## Do this
Find how many lines in the data below include the word "ylabel", then write only that number.

>> begin Given records

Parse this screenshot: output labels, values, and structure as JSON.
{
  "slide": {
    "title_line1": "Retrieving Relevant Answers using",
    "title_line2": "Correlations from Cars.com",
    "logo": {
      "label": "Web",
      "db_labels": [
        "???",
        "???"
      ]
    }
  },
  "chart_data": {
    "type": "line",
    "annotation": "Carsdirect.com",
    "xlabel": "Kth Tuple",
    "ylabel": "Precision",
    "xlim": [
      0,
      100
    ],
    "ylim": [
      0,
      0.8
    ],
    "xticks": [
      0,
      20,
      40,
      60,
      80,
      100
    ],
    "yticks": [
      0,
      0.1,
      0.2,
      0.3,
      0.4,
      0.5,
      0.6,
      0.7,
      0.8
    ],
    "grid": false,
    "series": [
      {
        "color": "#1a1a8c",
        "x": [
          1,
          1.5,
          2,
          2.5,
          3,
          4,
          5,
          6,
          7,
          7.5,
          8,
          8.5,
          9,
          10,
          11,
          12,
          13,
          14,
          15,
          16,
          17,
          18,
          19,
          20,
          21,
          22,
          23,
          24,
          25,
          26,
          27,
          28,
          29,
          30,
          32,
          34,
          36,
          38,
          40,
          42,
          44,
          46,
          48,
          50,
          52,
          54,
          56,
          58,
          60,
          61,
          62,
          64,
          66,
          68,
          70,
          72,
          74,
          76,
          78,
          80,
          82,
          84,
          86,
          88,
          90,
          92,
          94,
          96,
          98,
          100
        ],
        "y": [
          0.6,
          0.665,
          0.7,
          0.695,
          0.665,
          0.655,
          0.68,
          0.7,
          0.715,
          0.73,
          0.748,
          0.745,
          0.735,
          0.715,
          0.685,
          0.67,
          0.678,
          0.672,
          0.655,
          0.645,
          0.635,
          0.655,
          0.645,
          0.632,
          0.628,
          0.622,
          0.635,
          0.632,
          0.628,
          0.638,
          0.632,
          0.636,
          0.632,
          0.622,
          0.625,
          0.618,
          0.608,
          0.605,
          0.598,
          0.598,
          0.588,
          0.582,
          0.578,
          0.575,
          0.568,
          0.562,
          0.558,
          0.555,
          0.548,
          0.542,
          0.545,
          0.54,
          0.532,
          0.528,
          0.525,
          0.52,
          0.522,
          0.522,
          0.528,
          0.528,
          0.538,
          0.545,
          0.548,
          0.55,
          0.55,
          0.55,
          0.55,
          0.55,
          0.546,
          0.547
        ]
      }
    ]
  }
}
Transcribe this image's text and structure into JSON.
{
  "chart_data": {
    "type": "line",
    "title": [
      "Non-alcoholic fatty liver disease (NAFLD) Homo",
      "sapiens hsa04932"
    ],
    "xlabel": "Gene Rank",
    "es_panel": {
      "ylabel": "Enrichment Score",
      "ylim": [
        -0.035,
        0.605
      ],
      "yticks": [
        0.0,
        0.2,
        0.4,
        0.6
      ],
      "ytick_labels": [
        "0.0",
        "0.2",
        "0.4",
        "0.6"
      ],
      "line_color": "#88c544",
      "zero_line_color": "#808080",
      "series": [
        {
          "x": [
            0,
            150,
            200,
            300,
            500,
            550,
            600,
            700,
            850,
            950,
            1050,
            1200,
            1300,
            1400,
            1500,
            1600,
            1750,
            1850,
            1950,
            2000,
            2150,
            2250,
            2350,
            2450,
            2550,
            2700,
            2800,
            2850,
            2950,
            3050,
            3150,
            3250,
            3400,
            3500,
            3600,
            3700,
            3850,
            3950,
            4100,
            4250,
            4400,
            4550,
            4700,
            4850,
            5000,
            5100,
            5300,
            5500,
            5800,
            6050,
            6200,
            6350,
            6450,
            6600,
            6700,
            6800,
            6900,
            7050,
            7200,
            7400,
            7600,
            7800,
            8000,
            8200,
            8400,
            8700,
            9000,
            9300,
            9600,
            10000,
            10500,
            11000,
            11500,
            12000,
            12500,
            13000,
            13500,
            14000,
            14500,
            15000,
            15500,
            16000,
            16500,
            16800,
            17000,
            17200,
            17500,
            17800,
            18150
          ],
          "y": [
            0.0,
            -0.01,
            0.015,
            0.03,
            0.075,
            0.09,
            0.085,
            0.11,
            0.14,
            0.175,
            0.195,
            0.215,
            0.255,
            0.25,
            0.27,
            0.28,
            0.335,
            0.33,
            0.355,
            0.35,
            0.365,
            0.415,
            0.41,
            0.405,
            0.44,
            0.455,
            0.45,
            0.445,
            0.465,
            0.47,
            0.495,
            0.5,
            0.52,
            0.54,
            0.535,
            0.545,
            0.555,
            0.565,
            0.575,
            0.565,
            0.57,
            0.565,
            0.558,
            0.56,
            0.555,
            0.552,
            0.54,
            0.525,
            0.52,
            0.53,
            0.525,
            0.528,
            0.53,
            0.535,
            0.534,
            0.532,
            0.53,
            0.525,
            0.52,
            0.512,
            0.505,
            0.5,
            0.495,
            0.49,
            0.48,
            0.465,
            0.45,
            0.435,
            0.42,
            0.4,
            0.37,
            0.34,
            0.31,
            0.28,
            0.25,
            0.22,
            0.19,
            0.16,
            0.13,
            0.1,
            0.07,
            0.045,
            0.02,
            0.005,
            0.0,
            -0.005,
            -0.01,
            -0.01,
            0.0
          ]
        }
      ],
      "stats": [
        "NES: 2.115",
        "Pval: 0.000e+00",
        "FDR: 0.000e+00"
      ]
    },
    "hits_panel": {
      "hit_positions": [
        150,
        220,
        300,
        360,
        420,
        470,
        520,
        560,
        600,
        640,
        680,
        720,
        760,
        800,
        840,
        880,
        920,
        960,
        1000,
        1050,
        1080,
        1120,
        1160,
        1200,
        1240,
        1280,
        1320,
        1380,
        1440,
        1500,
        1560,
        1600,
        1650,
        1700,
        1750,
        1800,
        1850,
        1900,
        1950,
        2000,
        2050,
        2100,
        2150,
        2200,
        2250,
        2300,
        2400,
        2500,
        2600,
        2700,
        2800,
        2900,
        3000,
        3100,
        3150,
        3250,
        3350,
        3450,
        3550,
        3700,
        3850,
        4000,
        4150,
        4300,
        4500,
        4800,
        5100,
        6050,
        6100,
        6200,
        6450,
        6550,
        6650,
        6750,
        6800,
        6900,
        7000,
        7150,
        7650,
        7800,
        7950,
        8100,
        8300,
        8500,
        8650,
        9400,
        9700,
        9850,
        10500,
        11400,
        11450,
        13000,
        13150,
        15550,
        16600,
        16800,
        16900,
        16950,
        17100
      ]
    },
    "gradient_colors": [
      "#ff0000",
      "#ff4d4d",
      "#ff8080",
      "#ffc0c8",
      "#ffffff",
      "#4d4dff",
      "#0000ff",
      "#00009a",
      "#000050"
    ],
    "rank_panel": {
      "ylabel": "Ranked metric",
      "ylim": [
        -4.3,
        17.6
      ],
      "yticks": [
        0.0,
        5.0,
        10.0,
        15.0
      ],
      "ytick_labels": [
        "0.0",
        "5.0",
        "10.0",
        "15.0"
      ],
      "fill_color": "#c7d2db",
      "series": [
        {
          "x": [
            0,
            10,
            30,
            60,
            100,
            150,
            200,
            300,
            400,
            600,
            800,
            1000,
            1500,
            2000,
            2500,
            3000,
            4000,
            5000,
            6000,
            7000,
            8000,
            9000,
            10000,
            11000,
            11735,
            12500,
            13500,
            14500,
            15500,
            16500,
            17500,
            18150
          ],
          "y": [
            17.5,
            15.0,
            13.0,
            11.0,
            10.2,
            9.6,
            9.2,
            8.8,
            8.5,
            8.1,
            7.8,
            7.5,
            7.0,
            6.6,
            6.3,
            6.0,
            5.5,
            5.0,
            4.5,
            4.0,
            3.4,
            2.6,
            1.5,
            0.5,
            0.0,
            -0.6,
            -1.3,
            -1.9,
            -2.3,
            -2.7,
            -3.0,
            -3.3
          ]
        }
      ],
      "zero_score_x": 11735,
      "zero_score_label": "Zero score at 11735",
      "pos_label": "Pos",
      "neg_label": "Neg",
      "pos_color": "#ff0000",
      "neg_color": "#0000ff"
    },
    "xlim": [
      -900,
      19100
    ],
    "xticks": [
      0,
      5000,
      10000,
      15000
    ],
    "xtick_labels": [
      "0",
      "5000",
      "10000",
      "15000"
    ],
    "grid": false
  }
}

>> end Given records

## Solution
3